Dataset rows
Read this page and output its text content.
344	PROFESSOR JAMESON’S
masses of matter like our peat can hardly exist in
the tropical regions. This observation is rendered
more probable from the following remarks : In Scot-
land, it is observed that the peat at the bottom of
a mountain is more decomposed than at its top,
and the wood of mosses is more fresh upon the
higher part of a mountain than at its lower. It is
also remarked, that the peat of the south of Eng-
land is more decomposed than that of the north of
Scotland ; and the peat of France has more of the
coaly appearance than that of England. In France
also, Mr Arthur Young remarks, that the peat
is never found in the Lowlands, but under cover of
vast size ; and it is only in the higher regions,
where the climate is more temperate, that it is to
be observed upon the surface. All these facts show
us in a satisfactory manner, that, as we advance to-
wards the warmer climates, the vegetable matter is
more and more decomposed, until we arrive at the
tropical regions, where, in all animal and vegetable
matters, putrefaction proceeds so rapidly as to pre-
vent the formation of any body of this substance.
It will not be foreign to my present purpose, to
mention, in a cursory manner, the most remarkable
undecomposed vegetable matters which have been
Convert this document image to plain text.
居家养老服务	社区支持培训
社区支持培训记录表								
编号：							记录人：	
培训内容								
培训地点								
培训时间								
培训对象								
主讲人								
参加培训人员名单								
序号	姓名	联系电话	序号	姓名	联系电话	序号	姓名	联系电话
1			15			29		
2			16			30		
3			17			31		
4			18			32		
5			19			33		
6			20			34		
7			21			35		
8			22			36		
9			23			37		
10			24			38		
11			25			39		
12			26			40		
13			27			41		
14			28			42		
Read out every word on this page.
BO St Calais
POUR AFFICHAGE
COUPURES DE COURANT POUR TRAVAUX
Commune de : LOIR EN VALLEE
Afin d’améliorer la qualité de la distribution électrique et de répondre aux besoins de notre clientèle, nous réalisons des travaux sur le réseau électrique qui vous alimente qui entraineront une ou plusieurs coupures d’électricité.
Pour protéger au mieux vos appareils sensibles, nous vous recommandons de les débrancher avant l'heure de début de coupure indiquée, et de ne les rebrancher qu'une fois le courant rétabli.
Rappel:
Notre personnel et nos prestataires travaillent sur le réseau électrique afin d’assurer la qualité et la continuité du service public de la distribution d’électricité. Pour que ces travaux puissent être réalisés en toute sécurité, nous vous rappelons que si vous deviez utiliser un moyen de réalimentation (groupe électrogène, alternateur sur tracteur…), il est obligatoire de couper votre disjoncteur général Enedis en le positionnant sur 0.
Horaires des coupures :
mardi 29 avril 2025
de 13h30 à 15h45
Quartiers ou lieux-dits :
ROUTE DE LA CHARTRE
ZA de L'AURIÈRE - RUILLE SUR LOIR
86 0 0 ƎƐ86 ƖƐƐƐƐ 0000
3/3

Task objective
Within the listing above, find every line containing the string "remarks" and return it.

Full answer
more probable from the following remarks : In Scot-
also, Mr Arthur Young remarks, that the peat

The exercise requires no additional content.